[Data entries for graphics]
—————
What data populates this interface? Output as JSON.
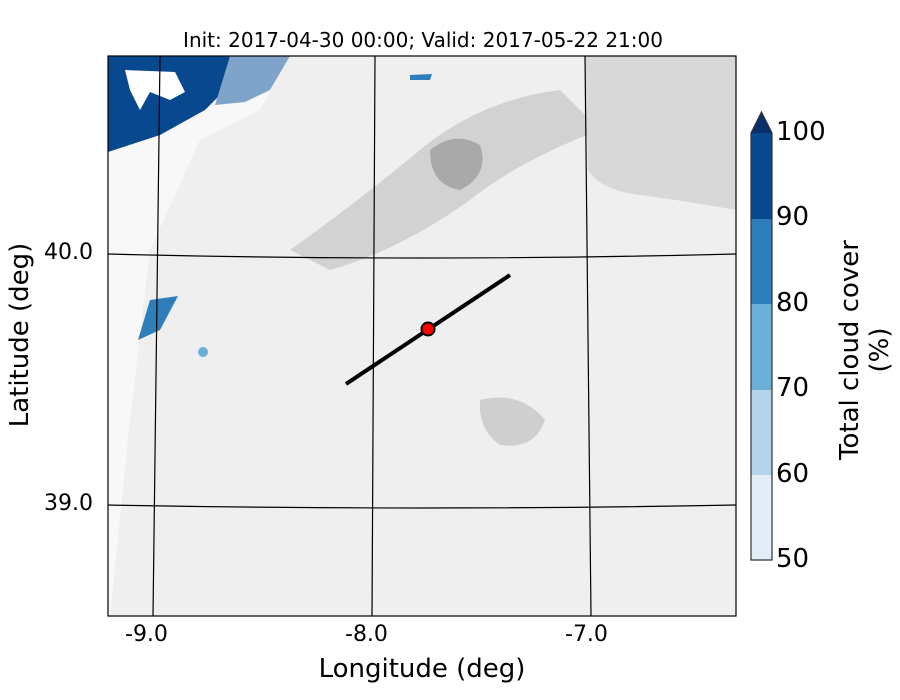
{
  "title": "Init: 2017-04-30 00:00; Valid: 2017-05-22 21:00",
  "map": {
    "xlabel": "Longitude (deg)",
    "ylabel": "Latitude (deg)",
    "lon_ticks": [
      "-9.0",
      "-8.0",
      "-7.0"
    ],
    "lat_ticks": [
      "40.0",
      "39.0"
    ],
    "lon_range": [
      -9.2,
      -6.35
    ],
    "lat_range": [
      38.55,
      40.8
    ],
    "background": "terrain shaded in grays with contours",
    "transect": {
      "start": [
        -8.12,
        39.48
      ],
      "end": [
        -7.38,
        39.92
      ]
    },
    "marker": {
      "lon": -7.75,
      "lat": 39.7,
      "color": "#ff0000"
    }
  },
  "colorbar": {
    "label": "Total cloud cover (%)",
    "ticks": [
      "50",
      "60",
      "70",
      "80",
      "90",
      "100"
    ],
    "bins": [
      {
        "from": 50,
        "to": 60,
        "color": "#e2edf8"
      },
      {
        "from": 60,
        "to": 70,
        "color": "#b5d3ea"
      },
      {
        "from": 70,
        "to": 80,
        "color": "#6baed6"
      },
      {
        "from": 80,
        "to": 90,
        "color": "#2f7ebc"
      },
      {
        "from": 90,
        "to": 100,
        "color": "#08488e"
      }
    ],
    "extend_color": "#08306b"
  }
}
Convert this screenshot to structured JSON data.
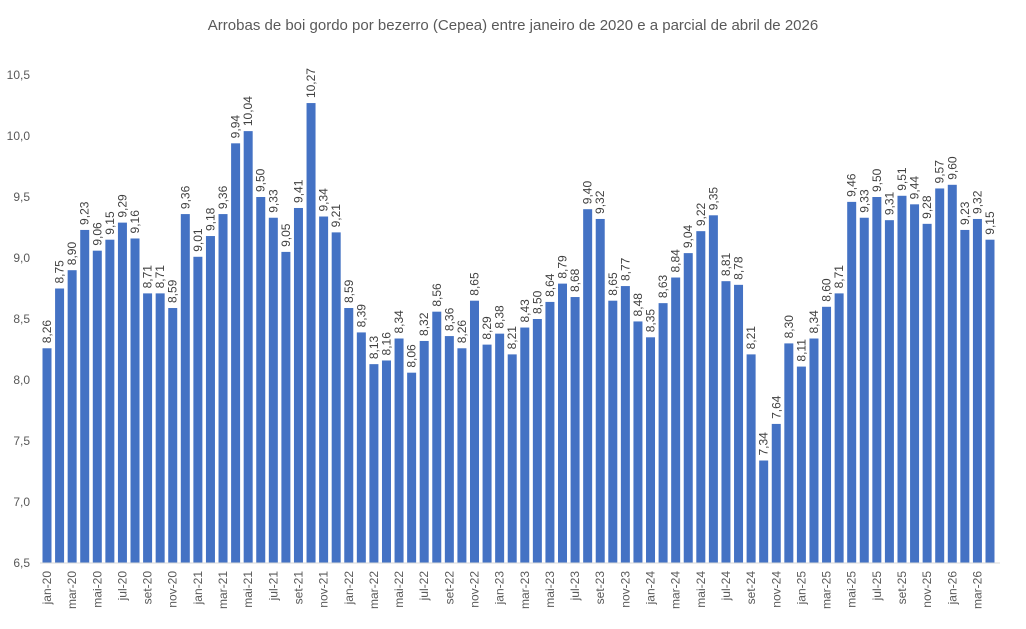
{
  "chart_data": {
    "type": "bar",
    "title": "Arrobas de boi gordo por bezerro (Cepea) entre janeiro de 2020 e a parcial de abril de 2026",
    "xlabel": "",
    "ylabel": "",
    "ylim": [
      6.5,
      10.5
    ],
    "yticks": [
      "6,5",
      "7,0",
      "7,5",
      "8,0",
      "8,5",
      "9,0",
      "9,5",
      "10,0",
      "10,5"
    ],
    "grid": false,
    "bar_color": "#4472C4",
    "categories": [
      "jan-20",
      "fev-20",
      "mar-20",
      "abr-20",
      "mai-20",
      "jun-20",
      "jul-20",
      "ago-20",
      "set-20",
      "out-20",
      "nov-20",
      "dez-20",
      "jan-21",
      "fev-21",
      "mar-21",
      "abr-21",
      "mai-21",
      "jun-21",
      "jul-21",
      "ago-21",
      "set-21",
      "out-21",
      "nov-21",
      "dez-21",
      "jan-22",
      "fev-22",
      "mar-22",
      "abr-22",
      "mai-22",
      "jun-22",
      "jul-22",
      "ago-22",
      "set-22",
      "out-22",
      "nov-22",
      "dez-22",
      "jan-23",
      "fev-23",
      "mar-23",
      "abr-23",
      "mai-23",
      "jun-23",
      "jul-23",
      "ago-23",
      "set-23",
      "out-23",
      "nov-23",
      "dez-23",
      "jan-24",
      "fev-24",
      "mar-24",
      "abr-24",
      "mai-24",
      "jun-24",
      "jul-24",
      "ago-24",
      "set-24",
      "out-24",
      "nov-24",
      "dez-24",
      "jan-25",
      "fev-25",
      "mar-25",
      "abr-25",
      "mai-25",
      "jun-25",
      "jul-25",
      "ago-25",
      "set-25",
      "out-25",
      "nov-25",
      "dez-25",
      "jan-26",
      "fev-26",
      "mar-26",
      "abr-26"
    ],
    "values": [
      8.26,
      8.75,
      8.9,
      9.23,
      9.06,
      9.15,
      9.29,
      9.16,
      8.71,
      8.71,
      8.59,
      9.36,
      9.01,
      9.18,
      9.36,
      9.94,
      10.04,
      9.5,
      9.33,
      9.05,
      9.41,
      10.27,
      9.34,
      9.21,
      8.59,
      8.39,
      8.13,
      8.16,
      8.34,
      8.06,
      8.32,
      8.56,
      8.36,
      8.26,
      8.65,
      8.29,
      8.38,
      8.21,
      8.43,
      8.5,
      8.64,
      8.79,
      8.68,
      9.4,
      9.32,
      8.65,
      8.77,
      8.48,
      8.35,
      8.63,
      8.84,
      9.04,
      9.22,
      9.35,
      8.81,
      8.78,
      8.21,
      7.34,
      7.64,
      8.3,
      8.11,
      8.34,
      8.6,
      8.71,
      9.46,
      9.33,
      9.5,
      9.31,
      9.51,
      9.44,
      9.28,
      9.57,
      9.6,
      9.23,
      9.32,
      9.15
    ],
    "data_labels": true,
    "x_tick_labels_shown": "every other month starting jan-20"
  }
}
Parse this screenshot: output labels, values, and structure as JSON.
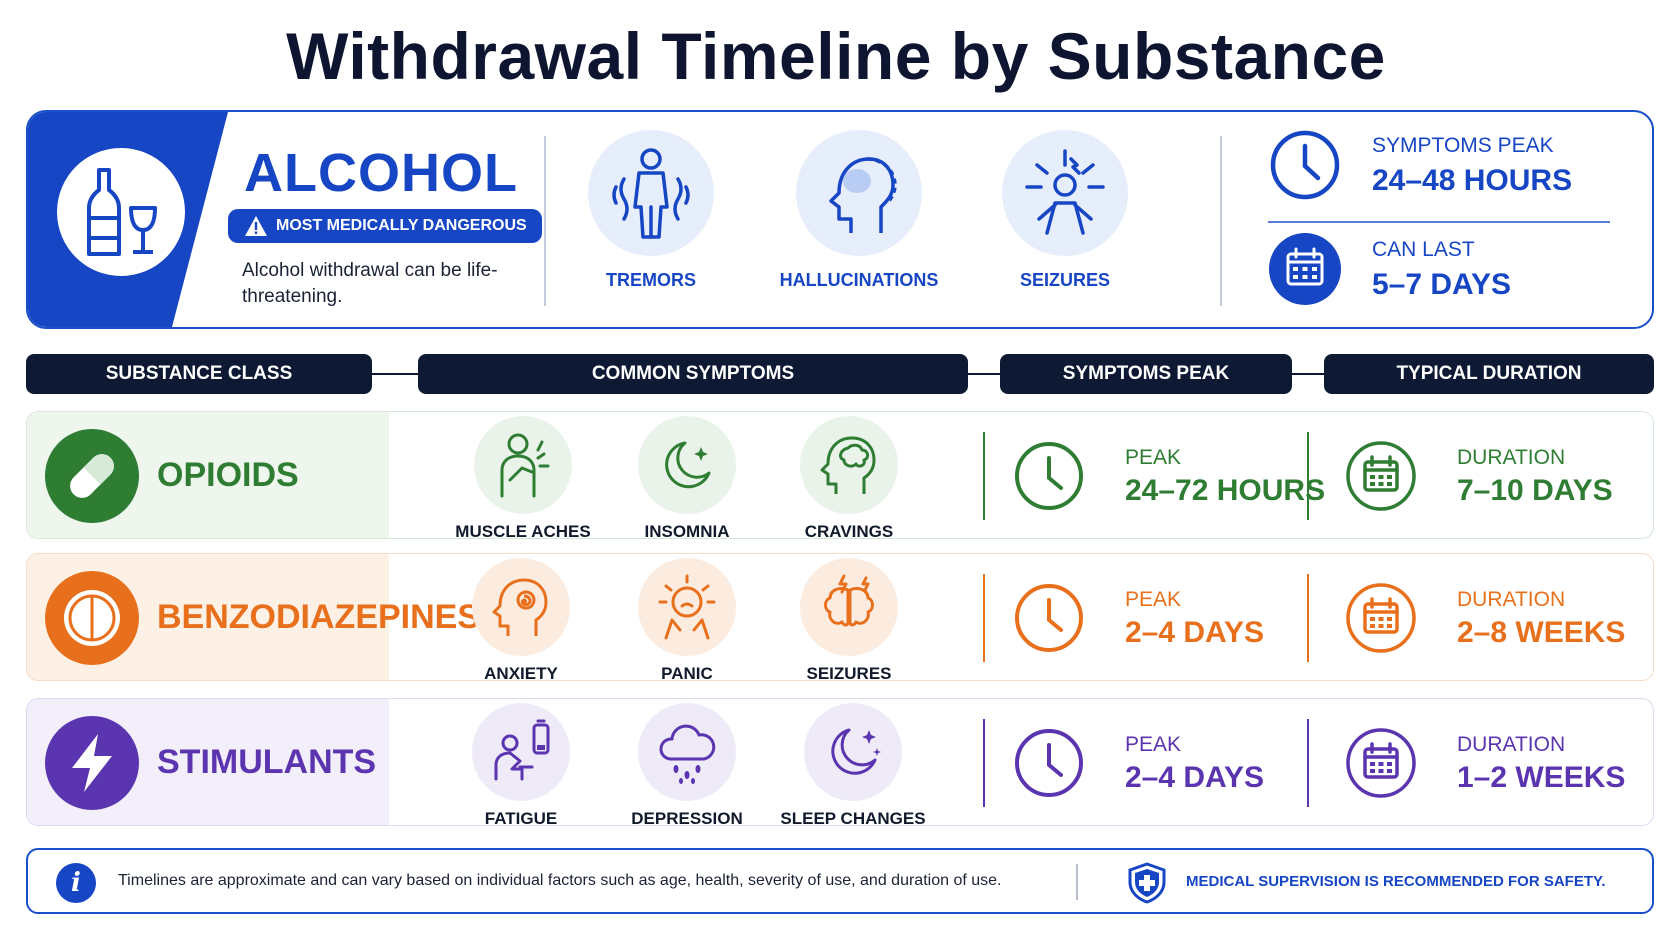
—————
Across the entries above, how many lines contain "this"? Provide only the count.

3